Required work » The data below must be copied in full and without any change.
# # # # #
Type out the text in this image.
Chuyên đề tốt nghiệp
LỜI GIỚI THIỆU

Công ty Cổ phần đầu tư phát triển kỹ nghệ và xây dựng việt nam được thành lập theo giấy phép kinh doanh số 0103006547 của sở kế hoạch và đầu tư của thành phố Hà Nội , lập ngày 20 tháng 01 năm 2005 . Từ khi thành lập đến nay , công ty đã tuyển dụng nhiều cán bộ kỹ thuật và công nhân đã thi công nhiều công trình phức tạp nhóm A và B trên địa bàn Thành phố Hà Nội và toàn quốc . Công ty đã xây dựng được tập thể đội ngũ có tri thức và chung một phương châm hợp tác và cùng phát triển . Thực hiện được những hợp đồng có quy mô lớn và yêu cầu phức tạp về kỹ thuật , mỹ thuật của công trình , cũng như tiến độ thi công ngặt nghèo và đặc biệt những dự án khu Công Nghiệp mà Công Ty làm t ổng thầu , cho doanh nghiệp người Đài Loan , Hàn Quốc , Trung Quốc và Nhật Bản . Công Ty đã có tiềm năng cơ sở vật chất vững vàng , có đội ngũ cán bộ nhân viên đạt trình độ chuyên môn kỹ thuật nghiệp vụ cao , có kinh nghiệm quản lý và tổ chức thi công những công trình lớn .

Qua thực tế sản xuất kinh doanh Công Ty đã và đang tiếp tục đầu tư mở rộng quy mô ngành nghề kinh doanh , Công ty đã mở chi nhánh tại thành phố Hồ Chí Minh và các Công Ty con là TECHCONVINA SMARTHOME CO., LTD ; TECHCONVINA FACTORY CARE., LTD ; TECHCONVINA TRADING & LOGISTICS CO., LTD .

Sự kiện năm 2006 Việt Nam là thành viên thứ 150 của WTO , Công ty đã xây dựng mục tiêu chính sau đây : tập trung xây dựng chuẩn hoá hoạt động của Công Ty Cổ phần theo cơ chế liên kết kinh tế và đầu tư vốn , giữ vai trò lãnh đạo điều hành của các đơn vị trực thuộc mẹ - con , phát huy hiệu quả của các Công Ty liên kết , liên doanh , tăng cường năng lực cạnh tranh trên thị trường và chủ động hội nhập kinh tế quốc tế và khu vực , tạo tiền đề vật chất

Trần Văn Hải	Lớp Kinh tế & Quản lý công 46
# # # # #
Exercise response »
Type out the text in this image.
Chuyên đề tốt nghiệp
LỜI GIỚI THIỆU

Công ty Cổ phần đầu tư phát triển kỹ nghệ và xây dựng việt nam được thành lập theo giấy phép kinh doanh số 0103006547 của sở kế hoạch và đầu tư của thành phố Hà Nội , lập ngày 20 tháng 01 năm 2005 . Từ khi thành lập đến nay , công ty đã tuyển dụng nhiều cán bộ kỹ thuật và công nhân đã thi công nhiều công trình phức tạp nhóm A và B trên địa bàn Thành phố Hà Nội và toàn quốc . Công ty đã xây dựng được tập thể đội ngũ có tri thức và chung một phương châm hợp tác và cùng phát triển . Thực hiện được những hợp đồng có quy mô lớn và yêu cầu phức tạp về kỹ thuật , mỹ thuật của công trình , cũng như tiến độ thi công ngặt nghèo và đặc biệt những dự án khu Công Nghiệp mà Công Ty làm t ổng thầu , cho doanh nghiệp người Đài Loan , Hàn Quốc , Trung Quốc và Nhật Bản . Công Ty đã có tiềm năng cơ sở vật chất vững vàng , có đội ngũ cán bộ nhân viên đạt trình độ chuyên môn kỹ thuật nghiệp vụ cao , có kinh nghiệm quản lý và tổ chức thi công những công trình lớn .

Qua thực tế sản xuất kinh doanh Công Ty đã và đang tiếp tục đầu tư mở rộng quy mô ngành nghề kinh doanh , Công ty đã mở chi nhánh tại thành phố Hồ Chí Minh và các Công Ty con là TECHCONVINA SMARTHOME CO., LTD ; TECHCONVINA FACTORY CARE., LTD ; TECHCONVINA TRADING & LOGISTICS CO., LTD .

Sự kiện năm 2006 Việt Nam là thành viên thứ 150 của WTO , Công ty đã xây dựng mục tiêu chính sau đây : tập trung xây dựng chuẩn hoá hoạt động của Công Ty Cổ phần theo cơ chế liên kết kinh tế và đầu tư vốn , giữ vai trò lãnh đạo điều hành của các đơn vị trực thuộc mẹ - con , phát huy hiệu quả của các Công Ty liên kết , liên doanh , tăng cường năng lực cạnh tranh trên thị trường và chủ động hội nhập kinh tế quốc tế và khu vực , tạo tiền đề vật chất

Trần Văn Hải	Lớp Kinh tế & Quản lý công 46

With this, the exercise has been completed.